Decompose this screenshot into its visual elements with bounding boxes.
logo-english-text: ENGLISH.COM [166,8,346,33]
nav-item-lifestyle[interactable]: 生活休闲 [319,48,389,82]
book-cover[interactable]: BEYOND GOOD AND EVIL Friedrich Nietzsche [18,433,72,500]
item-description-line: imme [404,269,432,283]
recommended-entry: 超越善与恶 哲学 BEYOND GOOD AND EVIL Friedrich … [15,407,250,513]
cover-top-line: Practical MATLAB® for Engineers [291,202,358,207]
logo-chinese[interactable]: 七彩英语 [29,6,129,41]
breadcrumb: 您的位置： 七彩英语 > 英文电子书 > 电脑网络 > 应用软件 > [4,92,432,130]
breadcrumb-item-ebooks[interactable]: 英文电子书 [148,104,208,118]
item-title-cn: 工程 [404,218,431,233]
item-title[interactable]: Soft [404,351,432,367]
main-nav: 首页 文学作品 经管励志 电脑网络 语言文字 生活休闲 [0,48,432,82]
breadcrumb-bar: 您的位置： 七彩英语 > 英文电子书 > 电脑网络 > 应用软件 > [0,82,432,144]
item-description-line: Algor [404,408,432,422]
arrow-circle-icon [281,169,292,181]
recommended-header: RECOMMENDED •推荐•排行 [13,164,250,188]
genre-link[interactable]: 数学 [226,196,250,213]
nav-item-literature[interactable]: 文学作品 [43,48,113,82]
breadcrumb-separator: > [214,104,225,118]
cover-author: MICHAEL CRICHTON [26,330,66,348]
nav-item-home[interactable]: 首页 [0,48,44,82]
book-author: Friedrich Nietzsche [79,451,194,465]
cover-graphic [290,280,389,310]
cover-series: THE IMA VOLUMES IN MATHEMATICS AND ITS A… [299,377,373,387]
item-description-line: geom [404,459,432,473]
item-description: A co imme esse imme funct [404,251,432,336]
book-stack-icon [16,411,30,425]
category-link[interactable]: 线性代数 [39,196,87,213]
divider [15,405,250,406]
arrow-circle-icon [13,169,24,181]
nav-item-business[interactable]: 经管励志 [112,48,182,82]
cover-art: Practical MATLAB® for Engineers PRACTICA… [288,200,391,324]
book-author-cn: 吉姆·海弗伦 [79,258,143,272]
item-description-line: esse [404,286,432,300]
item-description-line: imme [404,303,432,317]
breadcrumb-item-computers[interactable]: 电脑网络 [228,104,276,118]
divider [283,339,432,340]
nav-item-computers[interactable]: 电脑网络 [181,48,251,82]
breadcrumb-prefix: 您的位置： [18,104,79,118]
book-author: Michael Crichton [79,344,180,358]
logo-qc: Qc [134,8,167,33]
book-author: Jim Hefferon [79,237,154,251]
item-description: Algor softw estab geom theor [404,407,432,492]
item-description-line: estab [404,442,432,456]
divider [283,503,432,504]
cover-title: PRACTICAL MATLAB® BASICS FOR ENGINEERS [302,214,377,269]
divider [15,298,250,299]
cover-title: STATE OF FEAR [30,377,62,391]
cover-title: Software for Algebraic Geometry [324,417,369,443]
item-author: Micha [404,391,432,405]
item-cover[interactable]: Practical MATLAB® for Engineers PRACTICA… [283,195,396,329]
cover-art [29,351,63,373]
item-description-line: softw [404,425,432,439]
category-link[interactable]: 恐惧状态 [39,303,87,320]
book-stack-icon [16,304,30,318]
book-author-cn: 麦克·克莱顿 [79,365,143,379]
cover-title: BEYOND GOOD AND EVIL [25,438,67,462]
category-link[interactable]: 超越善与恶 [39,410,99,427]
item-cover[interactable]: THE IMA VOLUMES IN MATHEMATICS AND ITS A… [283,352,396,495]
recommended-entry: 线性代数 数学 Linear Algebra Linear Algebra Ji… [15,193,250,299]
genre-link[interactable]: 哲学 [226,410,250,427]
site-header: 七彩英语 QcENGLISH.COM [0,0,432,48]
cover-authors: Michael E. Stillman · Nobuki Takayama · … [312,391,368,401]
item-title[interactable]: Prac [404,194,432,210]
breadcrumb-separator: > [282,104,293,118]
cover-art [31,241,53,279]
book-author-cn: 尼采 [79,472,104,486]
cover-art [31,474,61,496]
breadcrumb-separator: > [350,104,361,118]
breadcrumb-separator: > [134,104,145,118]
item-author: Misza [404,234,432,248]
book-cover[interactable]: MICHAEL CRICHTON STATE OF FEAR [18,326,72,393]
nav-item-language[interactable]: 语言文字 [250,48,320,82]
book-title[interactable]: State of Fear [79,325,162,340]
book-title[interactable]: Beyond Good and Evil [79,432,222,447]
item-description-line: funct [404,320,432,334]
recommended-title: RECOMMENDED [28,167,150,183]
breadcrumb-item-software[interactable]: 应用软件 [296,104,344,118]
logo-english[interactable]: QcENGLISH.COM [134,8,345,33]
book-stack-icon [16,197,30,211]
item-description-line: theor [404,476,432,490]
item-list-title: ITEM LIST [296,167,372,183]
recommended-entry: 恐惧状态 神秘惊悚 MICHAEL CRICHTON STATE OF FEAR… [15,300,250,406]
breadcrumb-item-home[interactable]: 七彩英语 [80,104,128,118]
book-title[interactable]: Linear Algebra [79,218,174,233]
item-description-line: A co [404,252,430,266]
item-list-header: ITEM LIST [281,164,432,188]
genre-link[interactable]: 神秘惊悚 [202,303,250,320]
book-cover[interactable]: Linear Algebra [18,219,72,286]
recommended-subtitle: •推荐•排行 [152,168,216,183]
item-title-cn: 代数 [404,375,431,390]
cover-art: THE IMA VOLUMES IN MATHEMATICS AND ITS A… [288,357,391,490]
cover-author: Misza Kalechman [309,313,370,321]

> _Problem details_
Give the material above as a Markdown table with the columns "Row" and "Line". Number each line and skip blank ones.

> _Finished exercise_
| Row | Line |
|---|---|
| 1 | Decompose this screenshot into its visual elements with bounding boxes. |
| 2 | logo-english-text: ENGLISH.COM [166,8,346,33] |
| 3 | nav-item-lifestyle[interactable]: 生活休闲 [319,48,389,82] |
| 4 | book-cover[interactable]: BEYOND GOOD AND EVIL Friedrich Nietzsche [18,433,72,500] |
| 5 | item-description-line: imme [404,269,432,283] |
| 6 | recommended-entry: 超越善与恶 哲学 BEYOND GOOD AND EVIL Friedrich … [15,407,250,513] |
| 7 | cover-top-line: Practical MATLAB® for Engineers [291,202,358,207] |
| 8 | logo-chinese[interactable]: 七彩英语 [29,6,129,41] |
| 9 | breadcrumb: 您的位置： 七彩英语 > 英文电子书 > 电脑网络 > 应用软件 > [4,92,432,130] |
| 10 | breadcrumb-item-ebooks[interactable]: 英文电子书 [148,104,208,118] |
| 11 | item-title-cn: 工程 [404,218,431,233] |
| 12 | item-title[interactable]: Soft [404,351,432,367] |
| 13 | main-nav: 首页 文学作品 经管励志 电脑网络 语言文字 生活休闲 [0,48,432,82] |
| 14 | breadcrumb-bar: 您的位置： 七彩英语 > 英文电子书 > 电脑网络 > 应用软件 > [0,82,432,144] |
| 15 | item-description-line: Algor [404,408,432,422] |
| 16 | arrow-circle-icon [281,169,292,181] |
| 17 | recommended-header: RECOMMENDED •推荐•排行 [13,164,250,188] |
| 18 | genre-link[interactable]: 数学 [226,196,250,213] |
| 19 | nav-item-literature[interactable]: 文学作品 [43,48,113,82] |
| 20 | breadcrumb-separator: > [214,104,225,118] |
| 21 | cover-author: MICHAEL CRICHTON [26,330,66,348] |
| 22 | nav-item-home[interactable]: 首页 [0,48,44,82] |
| 23 | book-author: Friedrich Nietzsche [79,451,194,465] |
| 24 | cover-graphic [290,280,389,310] |
| 25 | cover-series: THE IMA VOLUMES IN MATHEMATICS AND ITS A… [299,377,373,387] |
| 26 | item-description-line: geom [404,459,432,473] |
| 27 | item-description: A co imme esse imme funct [404,251,432,336] |
| 28 | book-stack-icon [16,411,30,425] |
| 29 | category-link[interactable]: 线性代数 [39,196,87,213] |
| 30 | divider [15,405,250,406] |
| 31 | arrow-circle-icon [13,169,24,181] |
| 32 | nav-item-business[interactable]: 经管励志 [112,48,182,82] |
| 33 | cover-art: Practical MATLAB® for Engineers PRACTICA… [288,200,391,324] |
| 34 | book-author-cn: 吉姆·海弗伦 [79,258,143,272] |
| 35 | item-description-line: esse [404,286,432,300] |
| 36 | item-description-line: imme [404,303,432,317] |
| 37 | breadcrumb-item-computers[interactable]: 电脑网络 [228,104,276,118] |
| 38 | divider [283,339,432,340] |
| 39 | nav-item-computers[interactable]: 电脑网络 [181,48,251,82] |
| 40 | breadcrumb-prefix: 您的位置： [18,104,79,118] |
| 41 | book-author: Michael Crichton [79,344,180,358] |
| 42 | logo-qc: Qc [134,8,167,33] |
| 43 | book-author: Jim Hefferon [79,237,154,251] |
| 44 | item-description: Algor softw estab geom theor [404,407,432,492] |
| 45 | item-description-line: estab [404,442,432,456] |
| 46 | divider [283,503,432,504] |
| 47 | cover-title: PRACTICAL MATLAB® BASICS FOR ENGINEERS [302,214,377,269] |
| 48 | divider [15,298,250,299] |
| 49 | cover-title: STATE OF FEAR [30,377,62,391] |
| 50 | cover-title: Software for Algebraic Geometry [324,417,369,443] |
| 51 | item-author: Micha [404,391,432,405] |
| 52 | item-cover[interactable]: Practical MATLAB® for Engineers PRACTICA… [283,195,396,329] |
| 53 | cover-art [29,351,63,373] |
| 54 | item-description-line: softw [404,425,432,439] |
| 55 | category-link[interactable]: 恐惧状态 [39,303,87,320] |
| 56 | book-stack-icon [16,304,30,318] |
| 57 | book-author-cn: 麦克·克莱顿 [79,365,143,379] |
| 58 | cover-title: BEYOND GOOD AND EVIL [25,438,67,462] |
| 59 | category-link[interactable]: 超越善与恶 [39,410,99,427] |
| 60 | item-cover[interactable]: THE IMA VOLUMES IN MATHEMATICS AND ITS A… [283,352,396,495] |
| 61 | recommended-entry: 线性代数 数学 Linear Algebra Linear Algebra Ji… [15,193,250,299] |
| 62 | genre-link[interactable]: 哲学 [226,410,250,427] |
| 63 | site-header: 七彩英语 QcENGLISH.COM [0,0,432,48] |
| 64 | cover-authors: Michael E. Stillman · Nobuki Takayama · … [312,391,368,401] |
| 65 | item-title[interactable]: Prac [404,194,432,210] |
| 66 | breadcrumb-separator: > [282,104,293,118] |
| 67 | cover-art [31,241,53,279] |
| 68 | book-author-cn: 尼采 [79,472,104,486] |
| 69 | cover-art [31,474,61,496] |
| 70 | breadcrumb-separator: > [350,104,361,118] |
| 71 | breadcrumb-separator: > [134,104,145,118] |
| 72 | item-author: Misza [404,234,432,248] |
| 73 | book-cover[interactable]: MICHAEL CRICHTON STATE OF FEAR [18,326,72,393] |
| 74 | nav-item-language[interactable]: 语言文字 [250,48,320,82] |
| 75 | book-title[interactable]: State of Fear [79,325,162,340] |
| 76 | book-title[interactable]: Beyond Good and Evil [79,432,222,447] |
| 77 | item-description-line: funct [404,320,432,334] |
| 78 | recommended-title: RECOMMENDED [28,167,150,183] |
| 79 | breadcrumb-item-software[interactable]: 应用软件 [296,104,344,118] |
| 80 | logo-english[interactable]: QcENGLISH.COM [134,8,345,33] |
| 81 | book-stack-icon [16,197,30,211] |
| 82 | item-description-line: theor [404,476,432,490] |
| 83 | item-list-title: ITEM LIST [296,167,372,183] |
| 84 | recommended-entry: 恐惧状态 神秘惊悚 MICHAEL CRICHTON STATE OF FEAR… [15,300,250,406] |
| 85 | breadcrumb-item-home[interactable]: 七彩英语 [80,104,128,118] |
| 86 | book-title[interactable]: Linear Algebra [79,218,174,233] |
| 87 | item-description-line: A co [404,252,430,266] |
| 88 | item-list-header: ITEM LIST [281,164,432,188] |
| 89 | genre-link[interactable]: 神秘惊悚 [202,303,250,320] |
| 90 | book-cover[interactable]: Linear Algebra [18,219,72,286] |
| 91 | recommended-subtitle: •推荐•排行 [152,168,216,183] |
| 92 | item-title-cn: 代数 [404,375,431,390] |
| 93 | cover-art: THE IMA VOLUMES IN MATHEMATICS AND ITS A… [288,357,391,490] |
| 94 | cover-author: Misza Kalechman [309,313,370,321] |